> _What you will do_: Look through the listing and locate every line containing the word "revenues"; copy those lines.

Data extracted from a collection
┌──
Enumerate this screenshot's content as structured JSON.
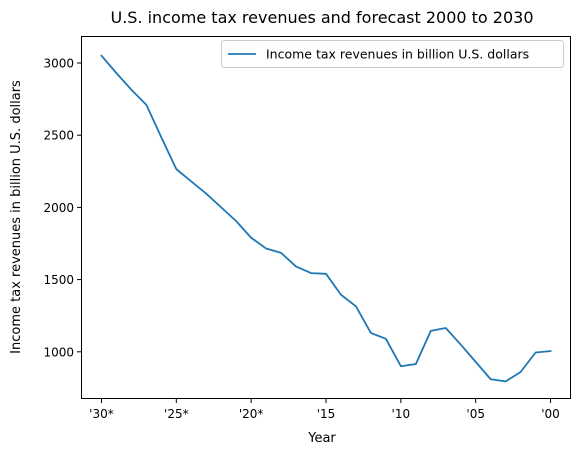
{
  "chart_data": {
    "type": "line",
    "title": "U.S. income tax revenues and forecast 2000 to 2030",
    "xlabel": "Year",
    "ylabel": "Income tax revenues in billion U.S. dollars",
    "x_reversed": true,
    "xlim": [
      2031.3,
      1998.7
    ],
    "ylim": [
      680,
      3180
    ],
    "x_ticks": [
      {
        "value": 2030,
        "label": "'30*"
      },
      {
        "value": 2025,
        "label": "'25*"
      },
      {
        "value": 2020,
        "label": "'20*"
      },
      {
        "value": 2015,
        "label": "'15"
      },
      {
        "value": 2010,
        "label": "'10"
      },
      {
        "value": 2005,
        "label": "'05"
      },
      {
        "value": 2000,
        "label": "'00"
      }
    ],
    "y_ticks": [
      {
        "value": 1000,
        "label": "1000"
      },
      {
        "value": 1500,
        "label": "1500"
      },
      {
        "value": 2000,
        "label": "2000"
      },
      {
        "value": 2500,
        "label": "2500"
      },
      {
        "value": 3000,
        "label": "3000"
      }
    ],
    "grid": false,
    "legend_position": "top-right",
    "series": [
      {
        "name": "Income tax revenues in billion U.S. dollars",
        "color": "#1f77b4",
        "x": [
          2030,
          2029,
          2028,
          2027,
          2026,
          2025,
          2024,
          2023,
          2022,
          2021,
          2020,
          2019,
          2018,
          2017,
          2016,
          2015,
          2014,
          2013,
          2012,
          2011,
          2010,
          2009,
          2008,
          2007,
          2006,
          2005,
          2004,
          2003,
          2002,
          2001,
          2000
        ],
        "y": [
          3050,
          2930,
          2815,
          2710,
          2485,
          2265,
          2180,
          2095,
          2000,
          1905,
          1790,
          1715,
          1685,
          1590,
          1545,
          1540,
          1395,
          1315,
          1130,
          1090,
          900,
          915,
          1145,
          1165,
          1050,
          930,
          810,
          795,
          860,
          995,
          1005
        ]
      }
    ]
  }
}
└──
> _Response to the exercise_:
    "title": "U.S. income tax revenues and forecast 2000 to 2030",
    "ylabel": "Income tax revenues in billion U.S. dollars",
        "name": "Income tax revenues in billion U.S. dollars",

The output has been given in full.